--- Start Data for this exercise ---

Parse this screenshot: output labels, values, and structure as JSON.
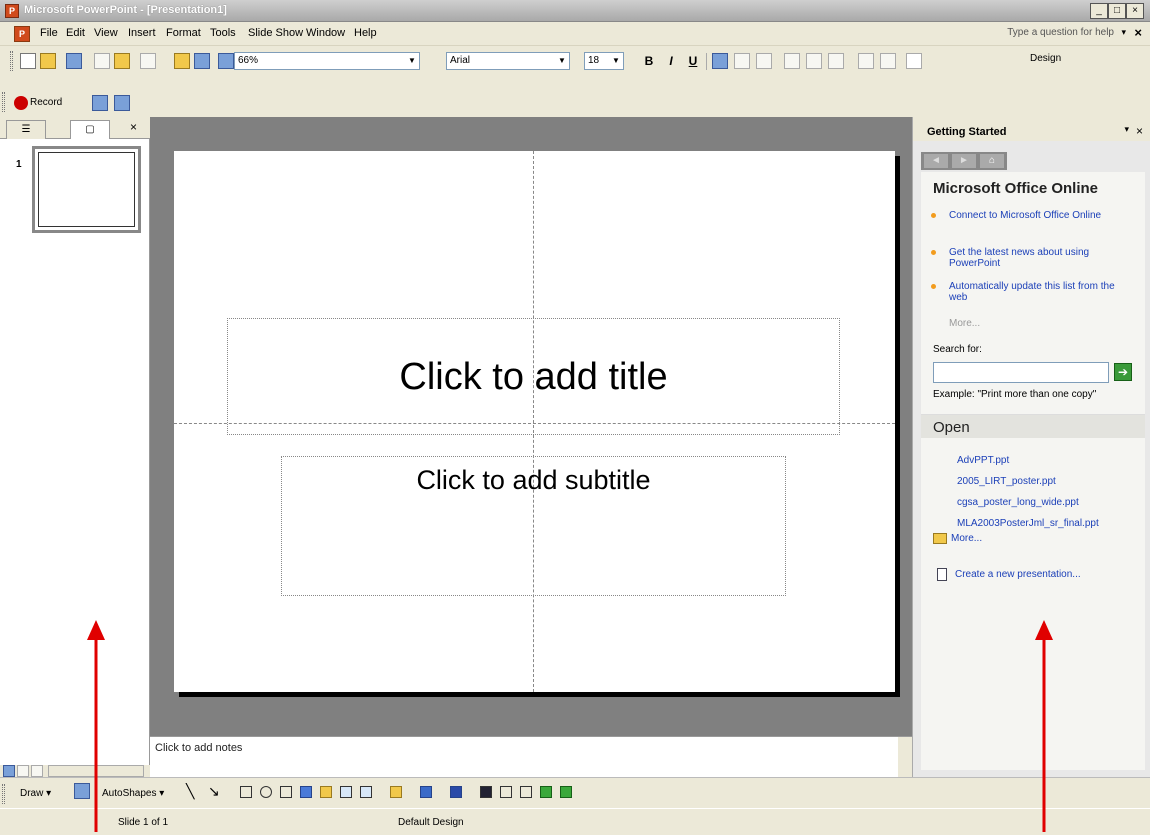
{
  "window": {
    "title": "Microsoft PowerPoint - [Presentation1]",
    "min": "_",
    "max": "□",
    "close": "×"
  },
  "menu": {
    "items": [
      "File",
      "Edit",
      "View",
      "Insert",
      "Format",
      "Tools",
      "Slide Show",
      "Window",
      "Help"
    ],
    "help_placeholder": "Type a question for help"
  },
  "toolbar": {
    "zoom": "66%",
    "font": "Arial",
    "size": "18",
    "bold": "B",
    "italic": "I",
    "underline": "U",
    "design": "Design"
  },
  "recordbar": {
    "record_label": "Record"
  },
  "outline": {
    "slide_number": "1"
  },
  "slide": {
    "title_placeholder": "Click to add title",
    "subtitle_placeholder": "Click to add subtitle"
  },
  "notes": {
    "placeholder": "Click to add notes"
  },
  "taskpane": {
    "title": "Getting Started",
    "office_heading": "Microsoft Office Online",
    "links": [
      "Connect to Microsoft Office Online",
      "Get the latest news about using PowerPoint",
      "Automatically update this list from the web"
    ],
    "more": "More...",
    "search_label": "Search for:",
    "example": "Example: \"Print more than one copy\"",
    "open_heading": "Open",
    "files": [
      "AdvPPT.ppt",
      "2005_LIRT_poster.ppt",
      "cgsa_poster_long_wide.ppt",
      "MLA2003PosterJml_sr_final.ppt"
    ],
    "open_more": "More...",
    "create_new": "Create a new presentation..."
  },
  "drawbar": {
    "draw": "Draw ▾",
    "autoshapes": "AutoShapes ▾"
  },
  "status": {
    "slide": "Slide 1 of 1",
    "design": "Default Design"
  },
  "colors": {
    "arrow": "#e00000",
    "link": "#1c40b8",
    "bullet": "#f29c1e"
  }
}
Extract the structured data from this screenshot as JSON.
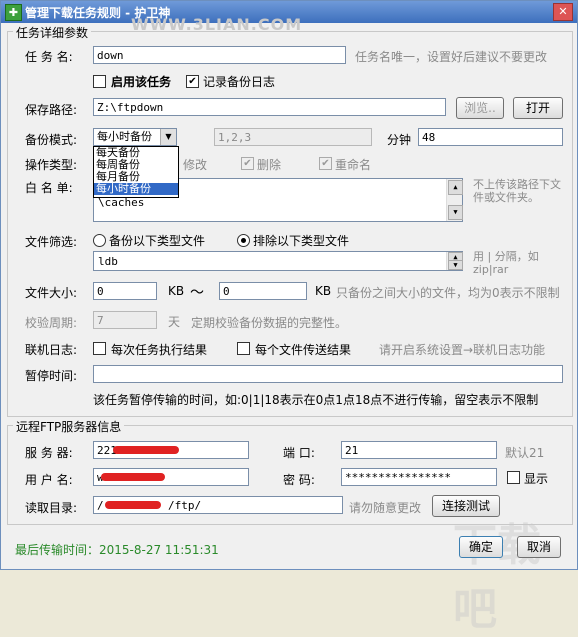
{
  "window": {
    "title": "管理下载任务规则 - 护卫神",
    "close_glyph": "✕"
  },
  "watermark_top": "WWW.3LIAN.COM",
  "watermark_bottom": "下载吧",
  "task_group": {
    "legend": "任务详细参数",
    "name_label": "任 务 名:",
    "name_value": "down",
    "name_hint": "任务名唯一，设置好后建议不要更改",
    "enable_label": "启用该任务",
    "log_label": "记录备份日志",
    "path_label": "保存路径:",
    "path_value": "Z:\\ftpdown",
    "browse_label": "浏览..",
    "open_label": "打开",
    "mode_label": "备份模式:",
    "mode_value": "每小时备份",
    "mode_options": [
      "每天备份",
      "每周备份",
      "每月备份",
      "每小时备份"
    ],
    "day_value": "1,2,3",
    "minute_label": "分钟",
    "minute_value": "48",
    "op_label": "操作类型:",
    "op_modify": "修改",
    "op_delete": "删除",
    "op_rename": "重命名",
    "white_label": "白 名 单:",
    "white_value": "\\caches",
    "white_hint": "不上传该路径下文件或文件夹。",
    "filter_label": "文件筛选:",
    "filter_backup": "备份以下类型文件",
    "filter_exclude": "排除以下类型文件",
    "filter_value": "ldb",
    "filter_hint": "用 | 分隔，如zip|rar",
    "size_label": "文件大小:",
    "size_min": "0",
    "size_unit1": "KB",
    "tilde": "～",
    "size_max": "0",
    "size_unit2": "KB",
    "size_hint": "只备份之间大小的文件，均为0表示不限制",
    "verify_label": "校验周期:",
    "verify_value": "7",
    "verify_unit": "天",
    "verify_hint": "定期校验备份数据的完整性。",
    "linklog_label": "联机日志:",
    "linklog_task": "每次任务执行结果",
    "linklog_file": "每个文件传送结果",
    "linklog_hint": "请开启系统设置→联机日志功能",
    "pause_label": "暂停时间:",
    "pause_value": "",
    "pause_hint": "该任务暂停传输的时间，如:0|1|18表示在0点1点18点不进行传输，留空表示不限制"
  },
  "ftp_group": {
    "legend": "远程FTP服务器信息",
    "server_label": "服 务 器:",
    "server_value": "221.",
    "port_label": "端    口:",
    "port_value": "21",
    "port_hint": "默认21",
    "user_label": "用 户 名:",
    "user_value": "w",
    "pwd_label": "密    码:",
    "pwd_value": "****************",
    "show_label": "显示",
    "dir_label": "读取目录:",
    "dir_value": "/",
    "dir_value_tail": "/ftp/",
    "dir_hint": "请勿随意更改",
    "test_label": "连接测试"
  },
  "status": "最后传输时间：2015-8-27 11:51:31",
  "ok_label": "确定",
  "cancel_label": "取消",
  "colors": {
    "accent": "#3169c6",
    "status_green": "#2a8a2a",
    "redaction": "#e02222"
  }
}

--- End Data for this exercise ---

→ Job
Pictures stay out of the copy; please restate every record above exactly.

→ Complete output
Parse this screenshot: output labels, values, and structure as JSON.
{
  "window": {
    "title": "Microsoft PowerPoint - [Presentation1]",
    "min": "_",
    "max": "□",
    "close": "×"
  },
  "menu": {
    "items": [
      "File",
      "Edit",
      "View",
      "Insert",
      "Format",
      "Tools",
      "Slide Show",
      "Window",
      "Help"
    ],
    "help_placeholder": "Type a question for help"
  },
  "toolbar": {
    "zoom": "66%",
    "font": "Arial",
    "size": "18",
    "bold": "B",
    "italic": "I",
    "underline": "U",
    "design": "Design"
  },
  "recordbar": {
    "record_label": "Record"
  },
  "outline": {
    "slide_number": "1"
  },
  "slide": {
    "title_placeholder": "Click to add title",
    "subtitle_placeholder": "Click to add subtitle"
  },
  "notes": {
    "placeholder": "Click to add notes"
  },
  "taskpane": {
    "title": "Getting Started",
    "office_heading": "Microsoft Office Online",
    "links": [
      "Connect to Microsoft Office Online",
      "Get the latest news about using PowerPoint",
      "Automatically update this list from the web"
    ],
    "more": "More...",
    "search_label": "Search for:",
    "example": "Example: \"Print more than one copy\"",
    "open_heading": "Open",
    "files": [
      "AdvPPT.ppt",
      "2005_LIRT_poster.ppt",
      "cgsa_poster_long_wide.ppt",
      "MLA2003PosterJml_sr_final.ppt"
    ],
    "open_more": "More...",
    "create_new": "Create a new presentation..."
  },
  "drawbar": {
    "draw": "Draw ▾",
    "autoshapes": "AutoShapes ▾"
  },
  "status": {
    "slide": "Slide 1 of 1",
    "design": "Default Design"
  },
  "colors": {
    "arrow": "#e00000",
    "link": "#1c40b8",
    "bullet": "#f29c1e"
  }
}
Extract the structured data from this screenshot as JSON.
{
  "window": {
    "title": "管理下载任务规则 - 护卫神",
    "close_glyph": "✕"
  },
  "watermark_top": "WWW.3LIAN.COM",
  "watermark_bottom": "下载吧",
  "task_group": {
    "legend": "任务详细参数",
    "name_label": "任 务 名:",
    "name_value": "down",
    "name_hint": "任务名唯一，设置好后建议不要更改",
    "enable_label": "启用该任务",
    "log_label": "记录备份日志",
    "path_label": "保存路径:",
    "path_value": "Z:\\ftpdown",
    "browse_label": "浏览..",
    "open_label": "打开",
    "mode_label": "备份模式:",
    "mode_value": "每小时备份",
    "mode_options": [
      "每天备份",
      "每周备份",
      "每月备份",
      "每小时备份"
    ],
    "day_value": "1,2,3",
    "minute_label": "分钟",
    "minute_value": "48",
    "op_label": "操作类型:",
    "op_modify": "修改",
    "op_delete": "删除",
    "op_rename": "重命名",
    "white_label": "白 名 单:",
    "white_value": "\\caches",
    "white_hint": "不上传该路径下文件或文件夹。",
    "filter_label": "文件筛选:",
    "filter_backup": "备份以下类型文件",
    "filter_exclude": "排除以下类型文件",
    "filter_value": "ldb",
    "filter_hint": "用 | 分隔，如zip|rar",
    "size_label": "文件大小:",
    "size_min": "0",
    "size_unit1": "KB",
    "tilde": "～",
    "size_max": "0",
    "size_unit2": "KB",
    "size_hint": "只备份之间大小的文件，均为0表示不限制",
    "verify_label": "校验周期:",
    "verify_value": "7",
    "verify_unit": "天",
    "verify_hint": "定期校验备份数据的完整性。",
    "linklog_label": "联机日志:",
    "linklog_task": "每次任务执行结果",
    "linklog_file": "每个文件传送结果",
    "linklog_hint": "请开启系统设置→联机日志功能",
    "pause_label": "暂停时间:",
    "pause_value": "",
    "pause_hint": "该任务暂停传输的时间，如:0|1|18表示在0点1点18点不进行传输，留空表示不限制"
  },
  "ftp_group": {
    "legend": "远程FTP服务器信息",
    "server_label": "服 务 器:",
    "server_value": "221.",
    "port_label": "端    口:",
    "port_value": "21",
    "port_hint": "默认21",
    "user_label": "用 户 名:",
    "user_value": "w",
    "pwd_label": "密    码:",
    "pwd_value": "****************",
    "show_label": "显示",
    "dir_label": "读取目录:",
    "dir_value": "/",
    "dir_value_tail": "/ftp/",
    "dir_hint": "请勿随意更改",
    "test_label": "连接测试"
  },
  "status": "最后传输时间：2015-8-27 11:51:31",
  "ok_label": "确定",
  "cancel_label": "取消",
  "colors": {
    "accent": "#3169c6",
    "status_green": "#2a8a2a",
    "redaction": "#e02222"
  }
}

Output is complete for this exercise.